[Dataset listings of figures]
— Begin —
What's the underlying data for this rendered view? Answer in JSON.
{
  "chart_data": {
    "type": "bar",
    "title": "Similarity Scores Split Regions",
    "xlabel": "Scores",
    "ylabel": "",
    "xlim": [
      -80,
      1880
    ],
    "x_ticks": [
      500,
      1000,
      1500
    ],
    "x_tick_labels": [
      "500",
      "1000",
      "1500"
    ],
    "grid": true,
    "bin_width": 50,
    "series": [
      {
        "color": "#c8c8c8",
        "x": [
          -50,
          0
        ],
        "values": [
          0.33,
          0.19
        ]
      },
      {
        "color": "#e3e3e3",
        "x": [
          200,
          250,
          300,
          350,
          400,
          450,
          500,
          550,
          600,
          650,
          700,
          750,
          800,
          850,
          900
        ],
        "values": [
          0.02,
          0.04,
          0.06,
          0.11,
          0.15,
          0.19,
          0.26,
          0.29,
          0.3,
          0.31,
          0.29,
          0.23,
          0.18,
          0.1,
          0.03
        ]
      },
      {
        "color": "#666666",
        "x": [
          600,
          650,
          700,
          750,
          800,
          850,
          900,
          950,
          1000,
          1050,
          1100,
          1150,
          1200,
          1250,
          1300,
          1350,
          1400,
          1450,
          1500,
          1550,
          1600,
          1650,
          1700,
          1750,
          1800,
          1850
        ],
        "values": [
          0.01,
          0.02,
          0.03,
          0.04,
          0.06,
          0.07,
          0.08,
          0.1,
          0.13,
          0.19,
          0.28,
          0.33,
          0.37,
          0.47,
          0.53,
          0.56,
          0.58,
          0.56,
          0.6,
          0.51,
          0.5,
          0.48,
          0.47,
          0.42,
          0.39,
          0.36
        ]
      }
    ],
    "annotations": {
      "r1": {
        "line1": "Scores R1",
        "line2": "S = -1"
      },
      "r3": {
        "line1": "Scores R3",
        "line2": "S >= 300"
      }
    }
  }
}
— End —
→ **EXERCISE PROMPT**
Restate the listing above word for word.

→ **CORRECT RESPONSE**
What's the underlying data for this rendered view? Answer in JSON.
{
  "chart_data": {
    "type": "bar",
    "title": "Similarity Scores Split Regions",
    "xlabel": "Scores",
    "ylabel": "",
    "xlim": [
      -80,
      1880
    ],
    "x_ticks": [
      500,
      1000,
      1500
    ],
    "x_tick_labels": [
      "500",
      "1000",
      "1500"
    ],
    "grid": true,
    "bin_width": 50,
    "series": [
      {
        "color": "#c8c8c8",
        "x": [
          -50,
          0
        ],
        "values": [
          0.33,
          0.19
        ]
      },
      {
        "color": "#e3e3e3",
        "x": [
          200,
          250,
          300,
          350,
          400,
          450,
          500,
          550,
          600,
          650,
          700,
          750,
          800,
          850,
          900
        ],
        "values": [
          0.02,
          0.04,
          0.06,
          0.11,
          0.15,
          0.19,
          0.26,
          0.29,
          0.3,
          0.31,
          0.29,
          0.23,
          0.18,
          0.1,
          0.03
        ]
      },
      {
        "color": "#666666",
        "x": [
          600,
          650,
          700,
          750,
          800,
          850,
          900,
          950,
          1000,
          1050,
          1100,
          1150,
          1200,
          1250,
          1300,
          1350,
          1400,
          1450,
          1500,
          1550,
          1600,
          1650,
          1700,
          1750,
          1800,
          1850
        ],
        "values": [
          0.01,
          0.02,
          0.03,
          0.04,
          0.06,
          0.07,
          0.08,
          0.1,
          0.13,
          0.19,
          0.28,
          0.33,
          0.37,
          0.47,
          0.53,
          0.56,
          0.58,
          0.56,
          0.6,
          0.51,
          0.5,
          0.48,
          0.47,
          0.42,
          0.39,
          0.36
        ]
      }
    ],
    "annotations": {
      "r1": {
        "line1": "Scores R1",
        "line2": "S = -1"
      },
      "r3": {
        "line1": "Scores R3",
        "line2": "S >= 300"
      }
    }
  }
}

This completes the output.